Text shown
BACK TO OUR ROOTS? : The Early Church & Ecclesiology


This is the week leading up to Pentecost the time in the Church year when we have traditionally remembered and celebrated not just the giving of the Holy Spirit but the creation of the Church. Church is the big topic at the moment, you must have been living on Mars for the last decade if you are Christian and haven’t heard or been involved in the current “stushie” over the nature of the Church. People have headed off in many different directions in their thinking and practice when it comes to the Church. There is movement in the States back to very formal liturgical churches, some low church evangelicals have migrated to Anglicanism and some right back to Orthodox churches, seeing them as representation of the genuine historic one church which has developed from the New Testament Church. In parallel many have been moving to the other end of the spectrum, back to simple churches meeting mainly in homes and claiming that the whole building and clergy “thing” was a significant wrong turning for the church. The previous Pope added his penny’s worth to the debate by repeating his oft heard opinion that only the Catholic Church is the true church of Jesus Christ, we have yet to hear the present Pontiff’s view but I suspect although probably expressed more tactfully it won’t be hugely different in substance.

The more I have read and been involved in these debates about the church the more I have come to realise that one of the fundamental issues is how we understand the role of the Early Church in ecclesiology. Nearly every segment of the church looks back to the Early Church in some way to legitimise the way they understand and function as God’s People.

From all my reading over the last few years I think I can see three basic approaches to the Early Church. They are

1. EMBRYO … From this perspective the early church is the church in embryonic form. After the church burst on to the scene on the day of Pentecost the Holy Spirit guided it as it matured. The creeds of the church councils, development of monarchical bishops, ordination of priests, church buildings, veneration of Mary and Icons and the place of Rome and the Pope are all looked on as steps in the maturing of the church under the guidance of the Holy Spirit. Obviously there are differences, the Orthodox church tends to think that the church fully matured just after the major early church councils. The Roman Catholics see the process continuing till today under the guidance of the Pope, cardinals and bishops. Anglicans and Lutherans it seems to me sort of pick and choose a little bit but basically want to see themselves in continuity with the maturing church and the “great tradition” This view as I said above is proving to be very attractive to great number of young American evangelicals.

Job 1
Repeat the rows exactly, from the line containing "Patent image size: (627, 1084)." up to and including the final line of the rows.

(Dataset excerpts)
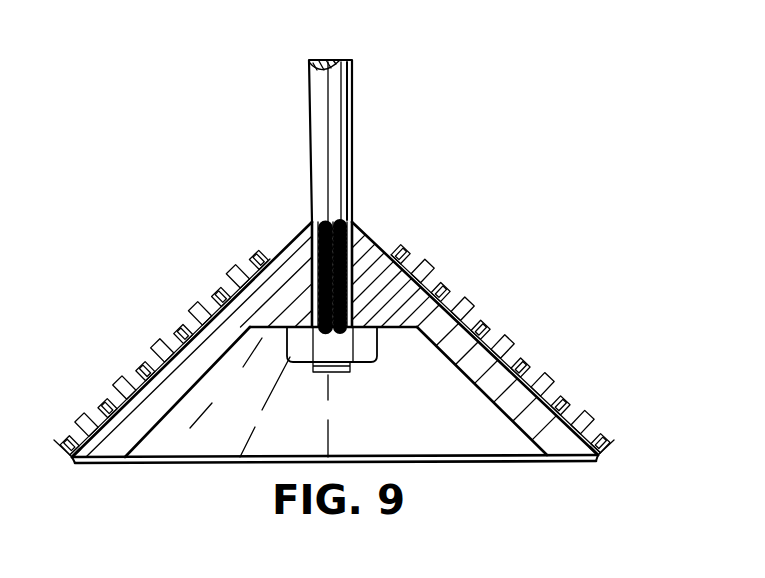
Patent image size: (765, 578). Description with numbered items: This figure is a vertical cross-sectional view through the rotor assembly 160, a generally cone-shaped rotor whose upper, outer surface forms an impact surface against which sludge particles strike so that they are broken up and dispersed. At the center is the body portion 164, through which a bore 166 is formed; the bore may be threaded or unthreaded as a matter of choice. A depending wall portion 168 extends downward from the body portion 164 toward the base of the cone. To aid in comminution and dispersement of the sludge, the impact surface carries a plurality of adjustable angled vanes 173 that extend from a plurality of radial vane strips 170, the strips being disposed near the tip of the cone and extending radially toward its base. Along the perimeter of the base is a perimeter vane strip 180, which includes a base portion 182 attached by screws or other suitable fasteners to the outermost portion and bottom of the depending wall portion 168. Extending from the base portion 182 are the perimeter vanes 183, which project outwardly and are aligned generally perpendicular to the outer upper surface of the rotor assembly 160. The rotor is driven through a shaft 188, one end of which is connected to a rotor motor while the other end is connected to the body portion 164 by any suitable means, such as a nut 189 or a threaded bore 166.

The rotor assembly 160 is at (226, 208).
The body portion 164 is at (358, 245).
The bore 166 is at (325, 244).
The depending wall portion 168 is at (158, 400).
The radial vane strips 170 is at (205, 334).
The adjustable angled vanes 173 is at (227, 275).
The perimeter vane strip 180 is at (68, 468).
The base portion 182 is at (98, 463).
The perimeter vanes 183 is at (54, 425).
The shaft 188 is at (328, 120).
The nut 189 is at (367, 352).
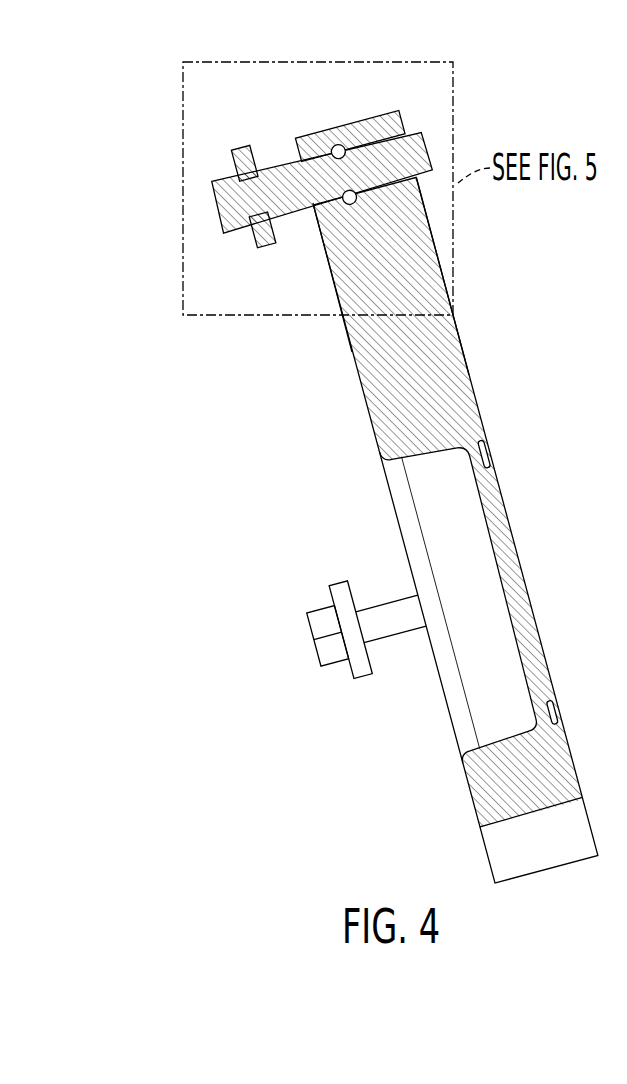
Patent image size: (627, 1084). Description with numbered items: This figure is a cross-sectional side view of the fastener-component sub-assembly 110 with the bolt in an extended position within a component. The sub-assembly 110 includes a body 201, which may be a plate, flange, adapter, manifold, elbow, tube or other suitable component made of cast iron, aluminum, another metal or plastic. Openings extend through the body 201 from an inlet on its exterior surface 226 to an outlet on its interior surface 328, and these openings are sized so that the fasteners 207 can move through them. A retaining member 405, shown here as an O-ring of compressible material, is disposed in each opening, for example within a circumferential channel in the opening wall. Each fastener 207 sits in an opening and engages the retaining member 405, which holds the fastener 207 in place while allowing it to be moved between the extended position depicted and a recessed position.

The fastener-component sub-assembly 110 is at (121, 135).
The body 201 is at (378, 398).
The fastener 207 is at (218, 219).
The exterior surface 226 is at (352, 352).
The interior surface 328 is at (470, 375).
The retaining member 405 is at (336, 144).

Job 2
Transcribe the essay on the early church exactly, from "The more I have read" up to and including "as God’s People.".

Written solution 1
Patent image size: (627, 1084). Description with numbered items: This figure is a cross-sectional side view of the fastener-component sub-assembly 110 with the bolt in an extended position within a component. The sub-assembly 110 includes a body 201, which may be a plate, flange, adapter, manifold, elbow, tube or other suitable component made of cast iron, aluminum, another metal or plastic. Openings extend through the body 201 from an inlet on its exterior surface 226 to an outlet on its interior surface 328, and these openings are sized so that the fasteners 207 can move through them. A retaining member 405, shown here as an O-ring of compressible material, is disposed in each opening, for example within a circumferential channel in the opening wall. Each fastener 207 sits in an opening and engages the retaining member 405, which holds the fastener 207 in place while allowing it to be moved between the extended position depicted and a recessed position.

The fastener-component sub-assembly 110 is at (121, 135).
The body 201 is at (378, 398).
The fastener 207 is at (218, 219).
The exterior surface 226 is at (352, 352).
The interior surface 328 is at (470, 375).
The retaining member 405 is at (336, 144).

Written solution 2
The more I have read and been involved in these debates about the church the more I have come to realise that one of the fundamental issues is how we understand the role of the Early Church in ecclesiology. Nearly every segment of the church looks back to the Early Church in some way to legitimise the way they understand and function as God’s People.